(Figure record extracts)
·····

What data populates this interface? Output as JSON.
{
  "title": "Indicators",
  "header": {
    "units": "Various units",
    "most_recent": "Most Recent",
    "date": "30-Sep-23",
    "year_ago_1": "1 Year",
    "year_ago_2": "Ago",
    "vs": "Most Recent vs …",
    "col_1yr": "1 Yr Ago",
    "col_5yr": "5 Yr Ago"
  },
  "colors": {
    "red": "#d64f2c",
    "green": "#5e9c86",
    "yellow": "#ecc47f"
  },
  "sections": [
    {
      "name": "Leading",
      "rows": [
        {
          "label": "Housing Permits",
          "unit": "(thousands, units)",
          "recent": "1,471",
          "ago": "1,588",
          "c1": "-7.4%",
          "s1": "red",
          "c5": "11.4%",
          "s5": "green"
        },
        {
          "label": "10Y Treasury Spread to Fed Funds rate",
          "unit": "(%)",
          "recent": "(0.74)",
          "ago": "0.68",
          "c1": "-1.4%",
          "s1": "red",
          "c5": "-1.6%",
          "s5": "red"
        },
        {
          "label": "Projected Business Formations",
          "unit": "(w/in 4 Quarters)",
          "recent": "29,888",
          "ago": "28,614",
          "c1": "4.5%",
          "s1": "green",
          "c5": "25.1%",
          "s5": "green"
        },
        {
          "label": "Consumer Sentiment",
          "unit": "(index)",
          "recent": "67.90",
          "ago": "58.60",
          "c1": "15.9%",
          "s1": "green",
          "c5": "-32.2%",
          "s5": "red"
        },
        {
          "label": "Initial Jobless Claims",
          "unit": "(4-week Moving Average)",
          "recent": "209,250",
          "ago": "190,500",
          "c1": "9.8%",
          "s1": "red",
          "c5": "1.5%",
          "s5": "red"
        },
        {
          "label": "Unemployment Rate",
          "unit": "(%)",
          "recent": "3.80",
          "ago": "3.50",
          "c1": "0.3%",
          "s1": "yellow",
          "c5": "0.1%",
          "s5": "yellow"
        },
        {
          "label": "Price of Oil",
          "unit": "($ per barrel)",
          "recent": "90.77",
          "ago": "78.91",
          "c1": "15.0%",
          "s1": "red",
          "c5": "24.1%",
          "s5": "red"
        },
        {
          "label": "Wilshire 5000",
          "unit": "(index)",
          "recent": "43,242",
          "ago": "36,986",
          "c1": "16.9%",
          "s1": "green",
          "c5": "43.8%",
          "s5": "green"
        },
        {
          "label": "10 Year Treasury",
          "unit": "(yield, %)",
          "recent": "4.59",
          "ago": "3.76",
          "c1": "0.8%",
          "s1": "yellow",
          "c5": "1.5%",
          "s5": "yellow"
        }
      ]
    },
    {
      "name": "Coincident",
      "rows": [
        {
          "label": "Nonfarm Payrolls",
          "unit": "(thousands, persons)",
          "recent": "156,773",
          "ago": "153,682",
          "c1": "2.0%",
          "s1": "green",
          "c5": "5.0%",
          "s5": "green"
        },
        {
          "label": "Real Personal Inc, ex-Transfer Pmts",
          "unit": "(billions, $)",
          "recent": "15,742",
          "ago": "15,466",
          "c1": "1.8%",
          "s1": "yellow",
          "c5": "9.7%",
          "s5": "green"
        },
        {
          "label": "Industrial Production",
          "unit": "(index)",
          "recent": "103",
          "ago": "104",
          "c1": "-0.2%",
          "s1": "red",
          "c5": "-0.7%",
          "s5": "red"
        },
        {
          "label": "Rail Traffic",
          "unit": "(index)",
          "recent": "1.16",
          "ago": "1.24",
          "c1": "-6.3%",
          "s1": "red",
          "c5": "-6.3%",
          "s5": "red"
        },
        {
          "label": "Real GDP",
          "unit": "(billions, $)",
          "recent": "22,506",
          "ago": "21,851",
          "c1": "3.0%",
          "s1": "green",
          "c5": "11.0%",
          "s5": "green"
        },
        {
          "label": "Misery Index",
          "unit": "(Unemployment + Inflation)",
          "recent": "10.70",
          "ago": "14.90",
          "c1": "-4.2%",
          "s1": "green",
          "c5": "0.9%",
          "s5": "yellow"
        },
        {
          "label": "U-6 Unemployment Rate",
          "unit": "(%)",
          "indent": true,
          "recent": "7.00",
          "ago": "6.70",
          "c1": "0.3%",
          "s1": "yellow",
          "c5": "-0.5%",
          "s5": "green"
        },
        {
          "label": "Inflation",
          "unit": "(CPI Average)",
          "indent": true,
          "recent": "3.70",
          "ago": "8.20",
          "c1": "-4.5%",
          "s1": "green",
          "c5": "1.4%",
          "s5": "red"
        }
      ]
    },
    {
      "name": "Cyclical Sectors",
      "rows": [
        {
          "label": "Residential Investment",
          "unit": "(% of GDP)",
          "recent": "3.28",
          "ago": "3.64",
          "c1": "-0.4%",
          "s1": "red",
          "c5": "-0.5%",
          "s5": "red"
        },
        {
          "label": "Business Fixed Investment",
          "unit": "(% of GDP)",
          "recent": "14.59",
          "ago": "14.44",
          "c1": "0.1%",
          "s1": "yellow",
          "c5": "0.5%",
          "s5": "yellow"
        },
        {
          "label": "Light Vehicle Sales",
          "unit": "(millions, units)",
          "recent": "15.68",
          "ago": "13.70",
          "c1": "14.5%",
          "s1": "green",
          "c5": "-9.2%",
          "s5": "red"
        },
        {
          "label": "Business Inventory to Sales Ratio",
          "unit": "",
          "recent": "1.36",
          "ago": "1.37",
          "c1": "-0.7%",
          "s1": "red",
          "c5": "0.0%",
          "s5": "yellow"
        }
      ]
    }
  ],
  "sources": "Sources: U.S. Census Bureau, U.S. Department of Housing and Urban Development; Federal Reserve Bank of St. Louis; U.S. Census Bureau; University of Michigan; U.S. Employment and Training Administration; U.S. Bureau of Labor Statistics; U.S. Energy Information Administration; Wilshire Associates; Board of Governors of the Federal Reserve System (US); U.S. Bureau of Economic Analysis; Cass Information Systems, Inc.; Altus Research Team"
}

·····

§ **Objective**: All of the entries above need to be reproduced exactly.

§ **Solution to the problem**:
What data populates this interface? Output as JSON.
{
  "title": "Indicators",
  "header": {
    "units": "Various units",
    "most_recent": "Most Recent",
    "date": "30-Sep-23",
    "year_ago_1": "1 Year",
    "year_ago_2": "Ago",
    "vs": "Most Recent vs …",
    "col_1yr": "1 Yr Ago",
    "col_5yr": "5 Yr Ago"
  },
  "colors": {
    "red": "#d64f2c",
    "green": "#5e9c86",
    "yellow": "#ecc47f"
  },
  "sections": [
    {
      "name": "Leading",
      "rows": [
        {
          "label": "Housing Permits",
          "unit": "(thousands, units)",
          "recent": "1,471",
          "ago": "1,588",
          "c1": "-7.4%",
          "s1": "red",
          "c5": "11.4%",
          "s5": "green"
        },
        {
          "label": "10Y Treasury Spread to Fed Funds rate",
          "unit": "(%)",
          "recent": "(0.74)",
          "ago": "0.68",
          "c1": "-1.4%",
          "s1": "red",
          "c5": "-1.6%",
          "s5": "red"
        },
        {
          "label": "Projected Business Formations",
          "unit": "(w/in 4 Quarters)",
          "recent": "29,888",
          "ago": "28,614",
          "c1": "4.5%",
          "s1": "green",
          "c5": "25.1%",
          "s5": "green"
        },
        {
          "label": "Consumer Sentiment",
          "unit": "(index)",
          "recent": "67.90",
          "ago": "58.60",
          "c1": "15.9%",
          "s1": "green",
          "c5": "-32.2%",
          "s5": "red"
        },
        {
          "label": "Initial Jobless Claims",
          "unit": "(4-week Moving Average)",
          "recent": "209,250",
          "ago": "190,500",
          "c1": "9.8%",
          "s1": "red",
          "c5": "1.5%",
          "s5": "red"
        },
        {
          "label": "Unemployment Rate",
          "unit": "(%)",
          "recent": "3.80",
          "ago": "3.50",
          "c1": "0.3%",
          "s1": "yellow",
          "c5": "0.1%",
          "s5": "yellow"
        },
        {
          "label": "Price of Oil",
          "unit": "($ per barrel)",
          "recent": "90.77",
          "ago": "78.91",
          "c1": "15.0%",
          "s1": "red",
          "c5": "24.1%",
          "s5": "red"
        },
        {
          "label": "Wilshire 5000",
          "unit": "(index)",
          "recent": "43,242",
          "ago": "36,986",
          "c1": "16.9%",
          "s1": "green",
          "c5": "43.8%",
          "s5": "green"
        },
        {
          "label": "10 Year Treasury",
          "unit": "(yield, %)",
          "recent": "4.59",
          "ago": "3.76",
          "c1": "0.8%",
          "s1": "yellow",
          "c5": "1.5%",
          "s5": "yellow"
        }
      ]
    },
    {
      "name": "Coincident",
      "rows": [
        {
          "label": "Nonfarm Payrolls",
          "unit": "(thousands, persons)",
          "recent": "156,773",
          "ago": "153,682",
          "c1": "2.0%",
          "s1": "green",
          "c5": "5.0%",
          "s5": "green"
        },
        {
          "label": "Real Personal Inc, ex-Transfer Pmts",
          "unit": "(billions, $)",
          "recent": "15,742",
          "ago": "15,466",
          "c1": "1.8%",
          "s1": "yellow",
          "c5": "9.7%",
          "s5": "green"
        },
        {
          "label": "Industrial Production",
          "unit": "(index)",
          "recent": "103",
          "ago": "104",
          "c1": "-0.2%",
          "s1": "red",
          "c5": "-0.7%",
          "s5": "red"
        },
        {
          "label": "Rail Traffic",
          "unit": "(index)",
          "recent": "1.16",
          "ago": "1.24",
          "c1": "-6.3%",
          "s1": "red",
          "c5": "-6.3%",
          "s5": "red"
        },
        {
          "label": "Real GDP",
          "unit": "(billions, $)",
          "recent": "22,506",
          "ago": "21,851",
          "c1": "3.0%",
          "s1": "green",
          "c5": "11.0%",
          "s5": "green"
        },
        {
          "label": "Misery Index",
          "unit": "(Unemployment + Inflation)",
          "recent": "10.70",
          "ago": "14.90",
          "c1": "-4.2%",
          "s1": "green",
          "c5": "0.9%",
          "s5": "yellow"
        },
        {
          "label": "U-6 Unemployment Rate",
          "unit": "(%)",
          "indent": true,
          "recent": "7.00",
          "ago": "6.70",
          "c1": "0.3%",
          "s1": "yellow",
          "c5": "-0.5%",
          "s5": "green"
        },
        {
          "label": "Inflation",
          "unit": "(CPI Average)",
          "indent": true,
          "recent": "3.70",
          "ago": "8.20",
          "c1": "-4.5%",
          "s1": "green",
          "c5": "1.4%",
          "s5": "red"
        }
      ]
    },
    {
      "name": "Cyclical Sectors",
      "rows": [
        {
          "label": "Residential Investment",
          "unit": "(% of GDP)",
          "recent": "3.28",
          "ago": "3.64",
          "c1": "-0.4%",
          "s1": "red",
          "c5": "-0.5%",
          "s5": "red"
        },
        {
          "label": "Business Fixed Investment",
          "unit": "(% of GDP)",
          "recent": "14.59",
          "ago": "14.44",
          "c1": "0.1%",
          "s1": "yellow",
          "c5": "0.5%",
          "s5": "yellow"
        },
        {
          "label": "Light Vehicle Sales",
          "unit": "(millions, units)",
          "recent": "15.68",
          "ago": "13.70",
          "c1": "14.5%",
          "s1": "green",
          "c5": "-9.2%",
          "s5": "red"
        },
        {
          "label": "Business Inventory to Sales Ratio",
          "unit": "",
          "recent": "1.36",
          "ago": "1.37",
          "c1": "-0.7%",
          "s1": "red",
          "c5": "0.0%",
          "s5": "yellow"
        }
      ]
    }
  ],
  "sources": "Sources: U.S. Census Bureau, U.S. Department of Housing and Urban Development; Federal Reserve Bank of St. Louis; U.S. Census Bureau; University of Michigan; U.S. Employment and Training Administration; U.S. Bureau of Labor Statistics; U.S. Energy Information Administration; Wilshire Associates; Board of Governors of the Federal Reserve System (US); U.S. Bureau of Economic Analysis; Cass Information Systems, Inc.; Altus Research Team"
}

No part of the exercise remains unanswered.